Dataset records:
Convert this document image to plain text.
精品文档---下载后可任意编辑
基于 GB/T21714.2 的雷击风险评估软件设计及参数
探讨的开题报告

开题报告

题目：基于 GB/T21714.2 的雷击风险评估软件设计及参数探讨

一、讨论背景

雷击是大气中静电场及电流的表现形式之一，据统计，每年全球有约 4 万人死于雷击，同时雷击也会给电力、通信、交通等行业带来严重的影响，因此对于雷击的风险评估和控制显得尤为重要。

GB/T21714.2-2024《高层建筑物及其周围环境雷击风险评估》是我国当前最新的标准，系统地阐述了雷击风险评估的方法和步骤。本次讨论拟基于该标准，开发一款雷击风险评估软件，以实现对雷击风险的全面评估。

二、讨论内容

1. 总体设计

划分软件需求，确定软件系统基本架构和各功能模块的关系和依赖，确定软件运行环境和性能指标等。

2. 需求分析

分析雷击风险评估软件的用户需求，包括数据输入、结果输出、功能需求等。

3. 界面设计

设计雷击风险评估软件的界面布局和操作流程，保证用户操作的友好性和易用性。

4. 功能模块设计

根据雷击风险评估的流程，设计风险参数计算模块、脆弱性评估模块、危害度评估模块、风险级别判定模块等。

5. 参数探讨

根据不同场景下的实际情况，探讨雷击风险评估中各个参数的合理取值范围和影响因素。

*WHAT YOU WILL DO:* Quote all of the entries exactly as they appear.

*THE REPLY:*
Convert this document image to plain text.
精品文档---下载后可任意编辑
基于 GB/T21714.2 的雷击风险评估软件设计及参数
探讨的开题报告

开题报告

题目：基于 GB/T21714.2 的雷击风险评估软件设计及参数探讨

一、讨论背景

雷击是大气中静电场及电流的表现形式之一，据统计，每年全球有约 4 万人死于雷击，同时雷击也会给电力、通信、交通等行业带来严重的影响，因此对于雷击的风险评估和控制显得尤为重要。

GB/T21714.2-2024《高层建筑物及其周围环境雷击风险评估》是我国当前最新的标准，系统地阐述了雷击风险评估的方法和步骤。本次讨论拟基于该标准，开发一款雷击风险评估软件，以实现对雷击风险的全面评估。

二、讨论内容

1. 总体设计

划分软件需求，确定软件系统基本架构和各功能模块的关系和依赖，确定软件运行环境和性能指标等。

2. 需求分析

分析雷击风险评估软件的用户需求，包括数据输入、结果输出、功能需求等。

3. 界面设计

设计雷击风险评估软件的界面布局和操作流程，保证用户操作的友好性和易用性。

4. 功能模块设计

根据雷击风险评估的流程，设计风险参数计算模块、脆弱性评估模块、危害度评估模块、风险级别判定模块等。

5. 参数探讨

根据不同场景下的实际情况，探讨雷击风险评估中各个参数的合理取值范围和影响因素。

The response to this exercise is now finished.